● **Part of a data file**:
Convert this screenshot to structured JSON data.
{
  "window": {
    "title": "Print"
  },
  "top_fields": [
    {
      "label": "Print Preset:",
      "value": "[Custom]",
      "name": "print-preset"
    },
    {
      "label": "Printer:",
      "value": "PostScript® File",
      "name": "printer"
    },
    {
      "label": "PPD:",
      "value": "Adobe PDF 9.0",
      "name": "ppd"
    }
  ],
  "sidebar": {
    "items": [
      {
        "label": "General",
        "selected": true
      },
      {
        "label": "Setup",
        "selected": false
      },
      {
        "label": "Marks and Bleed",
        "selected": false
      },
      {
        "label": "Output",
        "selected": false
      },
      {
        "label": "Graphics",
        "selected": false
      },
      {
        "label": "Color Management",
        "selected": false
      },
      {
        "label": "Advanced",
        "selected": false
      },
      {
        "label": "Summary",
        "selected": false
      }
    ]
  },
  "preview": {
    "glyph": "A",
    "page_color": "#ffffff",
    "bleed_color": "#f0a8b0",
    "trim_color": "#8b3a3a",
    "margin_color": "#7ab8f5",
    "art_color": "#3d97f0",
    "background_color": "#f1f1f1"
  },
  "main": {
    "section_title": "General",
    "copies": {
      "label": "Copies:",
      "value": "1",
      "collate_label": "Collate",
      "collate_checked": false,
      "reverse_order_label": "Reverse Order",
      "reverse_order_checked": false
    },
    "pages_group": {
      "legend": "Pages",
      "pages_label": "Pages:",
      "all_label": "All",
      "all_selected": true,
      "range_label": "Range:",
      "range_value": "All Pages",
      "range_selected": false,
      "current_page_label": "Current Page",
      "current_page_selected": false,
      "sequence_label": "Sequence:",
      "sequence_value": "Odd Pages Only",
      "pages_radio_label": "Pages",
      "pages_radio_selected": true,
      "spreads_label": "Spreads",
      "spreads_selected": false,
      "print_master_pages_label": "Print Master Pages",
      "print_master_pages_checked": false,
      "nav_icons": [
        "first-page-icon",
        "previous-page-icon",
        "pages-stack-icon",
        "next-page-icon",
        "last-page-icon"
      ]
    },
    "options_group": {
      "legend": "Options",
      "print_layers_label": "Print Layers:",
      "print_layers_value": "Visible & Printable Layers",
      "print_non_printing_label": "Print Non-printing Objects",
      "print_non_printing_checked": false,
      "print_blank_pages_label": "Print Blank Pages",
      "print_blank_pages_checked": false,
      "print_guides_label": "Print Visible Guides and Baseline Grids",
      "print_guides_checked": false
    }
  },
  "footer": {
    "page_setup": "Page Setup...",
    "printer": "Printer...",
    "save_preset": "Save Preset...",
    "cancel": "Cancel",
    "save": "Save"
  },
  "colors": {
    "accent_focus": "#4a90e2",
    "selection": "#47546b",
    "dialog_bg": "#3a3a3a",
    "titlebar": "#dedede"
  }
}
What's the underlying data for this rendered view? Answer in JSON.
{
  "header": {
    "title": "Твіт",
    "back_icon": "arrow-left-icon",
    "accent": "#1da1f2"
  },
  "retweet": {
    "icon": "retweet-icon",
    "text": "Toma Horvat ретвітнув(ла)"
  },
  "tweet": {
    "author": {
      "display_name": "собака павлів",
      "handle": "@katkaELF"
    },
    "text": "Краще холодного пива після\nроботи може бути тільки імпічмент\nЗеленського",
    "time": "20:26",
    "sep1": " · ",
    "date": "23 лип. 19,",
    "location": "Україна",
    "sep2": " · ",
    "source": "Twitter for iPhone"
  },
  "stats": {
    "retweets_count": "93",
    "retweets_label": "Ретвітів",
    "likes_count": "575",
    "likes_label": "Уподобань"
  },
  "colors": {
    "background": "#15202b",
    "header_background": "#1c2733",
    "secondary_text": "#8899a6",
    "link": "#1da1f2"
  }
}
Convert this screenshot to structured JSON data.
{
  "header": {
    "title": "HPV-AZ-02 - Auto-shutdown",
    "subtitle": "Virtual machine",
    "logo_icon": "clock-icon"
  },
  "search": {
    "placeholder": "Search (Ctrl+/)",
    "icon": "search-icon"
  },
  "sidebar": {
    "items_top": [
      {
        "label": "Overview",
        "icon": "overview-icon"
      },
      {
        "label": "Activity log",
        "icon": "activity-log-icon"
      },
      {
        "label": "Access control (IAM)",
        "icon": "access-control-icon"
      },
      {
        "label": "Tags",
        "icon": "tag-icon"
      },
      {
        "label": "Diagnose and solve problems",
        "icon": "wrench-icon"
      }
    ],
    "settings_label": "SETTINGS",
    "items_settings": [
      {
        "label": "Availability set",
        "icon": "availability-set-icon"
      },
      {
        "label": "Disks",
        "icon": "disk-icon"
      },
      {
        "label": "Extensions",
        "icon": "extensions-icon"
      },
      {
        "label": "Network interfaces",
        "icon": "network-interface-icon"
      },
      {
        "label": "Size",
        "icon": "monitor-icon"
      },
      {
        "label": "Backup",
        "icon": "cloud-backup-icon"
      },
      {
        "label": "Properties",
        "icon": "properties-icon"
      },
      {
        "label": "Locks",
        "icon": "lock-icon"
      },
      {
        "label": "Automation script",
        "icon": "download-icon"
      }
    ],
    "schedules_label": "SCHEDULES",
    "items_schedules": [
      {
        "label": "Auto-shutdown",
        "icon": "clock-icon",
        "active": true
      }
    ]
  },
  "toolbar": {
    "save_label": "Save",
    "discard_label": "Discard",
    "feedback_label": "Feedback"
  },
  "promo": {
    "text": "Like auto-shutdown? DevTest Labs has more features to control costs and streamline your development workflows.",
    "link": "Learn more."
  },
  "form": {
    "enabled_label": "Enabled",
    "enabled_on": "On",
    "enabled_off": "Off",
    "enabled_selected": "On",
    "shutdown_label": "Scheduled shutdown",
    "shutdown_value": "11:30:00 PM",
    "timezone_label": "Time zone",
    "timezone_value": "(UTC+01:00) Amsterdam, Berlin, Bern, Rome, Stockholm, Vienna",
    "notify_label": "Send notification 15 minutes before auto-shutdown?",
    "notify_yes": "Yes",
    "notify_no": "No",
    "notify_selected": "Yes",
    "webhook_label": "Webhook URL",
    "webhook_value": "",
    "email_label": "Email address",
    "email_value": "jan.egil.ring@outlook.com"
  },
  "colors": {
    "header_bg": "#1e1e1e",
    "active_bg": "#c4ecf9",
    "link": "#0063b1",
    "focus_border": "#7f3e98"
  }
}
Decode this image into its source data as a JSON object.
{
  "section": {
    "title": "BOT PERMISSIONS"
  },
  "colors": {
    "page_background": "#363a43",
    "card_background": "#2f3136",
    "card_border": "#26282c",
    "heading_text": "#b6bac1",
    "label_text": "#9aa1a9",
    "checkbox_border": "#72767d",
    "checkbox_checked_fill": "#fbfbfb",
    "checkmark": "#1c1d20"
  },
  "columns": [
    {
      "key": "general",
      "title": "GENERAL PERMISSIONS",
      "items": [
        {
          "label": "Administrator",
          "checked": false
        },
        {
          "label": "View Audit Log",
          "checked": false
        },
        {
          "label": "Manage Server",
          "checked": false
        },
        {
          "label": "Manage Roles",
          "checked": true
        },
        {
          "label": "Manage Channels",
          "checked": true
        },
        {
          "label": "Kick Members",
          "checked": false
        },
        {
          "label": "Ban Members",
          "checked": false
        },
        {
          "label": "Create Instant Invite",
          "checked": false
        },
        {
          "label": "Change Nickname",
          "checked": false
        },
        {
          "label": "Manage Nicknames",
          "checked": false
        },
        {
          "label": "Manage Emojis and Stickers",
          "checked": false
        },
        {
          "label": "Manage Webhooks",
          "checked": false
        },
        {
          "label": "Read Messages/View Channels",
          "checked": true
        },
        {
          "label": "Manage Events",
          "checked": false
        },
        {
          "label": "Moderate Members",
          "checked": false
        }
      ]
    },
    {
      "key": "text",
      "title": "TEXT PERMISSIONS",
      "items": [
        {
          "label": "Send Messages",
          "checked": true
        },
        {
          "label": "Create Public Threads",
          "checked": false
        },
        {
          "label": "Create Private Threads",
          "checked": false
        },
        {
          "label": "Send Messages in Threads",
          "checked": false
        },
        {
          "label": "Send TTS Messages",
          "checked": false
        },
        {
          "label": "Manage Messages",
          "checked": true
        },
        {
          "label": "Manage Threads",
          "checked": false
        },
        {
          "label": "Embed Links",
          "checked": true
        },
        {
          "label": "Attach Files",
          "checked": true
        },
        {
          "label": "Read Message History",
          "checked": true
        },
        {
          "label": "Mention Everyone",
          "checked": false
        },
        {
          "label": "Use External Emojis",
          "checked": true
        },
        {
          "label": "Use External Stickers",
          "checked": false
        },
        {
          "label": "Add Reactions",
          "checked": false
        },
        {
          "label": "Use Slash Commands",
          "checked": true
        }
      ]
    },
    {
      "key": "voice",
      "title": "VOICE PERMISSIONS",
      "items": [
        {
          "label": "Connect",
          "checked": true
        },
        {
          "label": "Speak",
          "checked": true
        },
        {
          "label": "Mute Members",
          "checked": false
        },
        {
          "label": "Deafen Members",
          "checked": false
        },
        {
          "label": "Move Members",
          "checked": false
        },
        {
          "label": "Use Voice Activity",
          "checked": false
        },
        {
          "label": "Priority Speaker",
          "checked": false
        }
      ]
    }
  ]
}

● **Set problem**: Among the lines of the material, find those that hold the word "Messages" and copy them.

● **The answer**:
          "label": "Read Messages/View Channels",
          "label": "Send Messages",
          "label": "Send Messages in Threads",
          "label": "Send TTS Messages",
          "label": "Manage Messages",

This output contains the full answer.